### TO BE DONE
Extract the lines that hold the string "header".

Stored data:
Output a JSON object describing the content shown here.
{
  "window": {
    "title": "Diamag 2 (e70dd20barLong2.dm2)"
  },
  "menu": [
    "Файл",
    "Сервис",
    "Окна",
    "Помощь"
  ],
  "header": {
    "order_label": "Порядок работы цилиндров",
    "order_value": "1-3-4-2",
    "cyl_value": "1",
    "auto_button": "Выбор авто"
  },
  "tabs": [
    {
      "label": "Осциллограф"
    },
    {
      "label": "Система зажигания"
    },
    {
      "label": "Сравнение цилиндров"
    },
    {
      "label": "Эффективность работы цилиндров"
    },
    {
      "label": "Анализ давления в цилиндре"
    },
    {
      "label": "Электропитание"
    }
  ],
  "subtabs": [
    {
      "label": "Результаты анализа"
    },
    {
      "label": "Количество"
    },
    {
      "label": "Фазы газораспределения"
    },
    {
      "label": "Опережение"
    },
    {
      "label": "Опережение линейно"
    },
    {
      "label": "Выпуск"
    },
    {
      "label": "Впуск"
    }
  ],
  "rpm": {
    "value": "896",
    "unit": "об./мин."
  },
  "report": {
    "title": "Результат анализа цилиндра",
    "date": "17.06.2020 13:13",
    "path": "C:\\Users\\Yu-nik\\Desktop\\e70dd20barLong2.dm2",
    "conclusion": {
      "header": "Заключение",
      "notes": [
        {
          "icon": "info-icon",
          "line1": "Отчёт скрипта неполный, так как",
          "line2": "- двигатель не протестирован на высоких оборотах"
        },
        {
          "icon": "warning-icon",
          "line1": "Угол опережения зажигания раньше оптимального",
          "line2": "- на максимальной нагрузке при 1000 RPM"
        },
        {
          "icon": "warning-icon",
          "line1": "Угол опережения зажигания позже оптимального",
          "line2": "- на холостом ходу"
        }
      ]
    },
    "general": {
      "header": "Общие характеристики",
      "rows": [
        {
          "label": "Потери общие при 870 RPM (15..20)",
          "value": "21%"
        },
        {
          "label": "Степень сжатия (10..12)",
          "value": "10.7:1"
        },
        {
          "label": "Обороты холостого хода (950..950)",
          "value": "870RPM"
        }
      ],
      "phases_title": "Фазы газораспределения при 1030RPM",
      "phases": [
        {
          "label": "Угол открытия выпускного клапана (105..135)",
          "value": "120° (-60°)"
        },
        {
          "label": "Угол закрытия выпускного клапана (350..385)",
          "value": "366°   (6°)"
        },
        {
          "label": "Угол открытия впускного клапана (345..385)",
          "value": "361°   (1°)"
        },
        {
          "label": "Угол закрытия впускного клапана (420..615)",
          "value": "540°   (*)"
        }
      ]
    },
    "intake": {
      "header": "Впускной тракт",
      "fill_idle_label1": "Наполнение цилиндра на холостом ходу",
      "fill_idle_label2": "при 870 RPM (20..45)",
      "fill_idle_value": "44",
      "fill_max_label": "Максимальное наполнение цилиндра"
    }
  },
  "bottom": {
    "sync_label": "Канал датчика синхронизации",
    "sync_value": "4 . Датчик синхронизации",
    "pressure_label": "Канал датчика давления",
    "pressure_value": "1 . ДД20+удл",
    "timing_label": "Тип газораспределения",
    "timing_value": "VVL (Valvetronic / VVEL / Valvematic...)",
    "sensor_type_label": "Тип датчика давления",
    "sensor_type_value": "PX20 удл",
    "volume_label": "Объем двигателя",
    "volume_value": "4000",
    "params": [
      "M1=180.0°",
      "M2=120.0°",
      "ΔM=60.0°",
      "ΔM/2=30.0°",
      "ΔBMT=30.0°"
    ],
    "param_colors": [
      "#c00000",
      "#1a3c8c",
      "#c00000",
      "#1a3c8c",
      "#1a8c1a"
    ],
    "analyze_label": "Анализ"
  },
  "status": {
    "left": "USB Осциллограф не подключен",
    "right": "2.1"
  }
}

### EXERCISE SOLUTION
  "header": {
      "header": "Заключение",
      "header": "Общие характеристики",
      "header": "Впускной тракт",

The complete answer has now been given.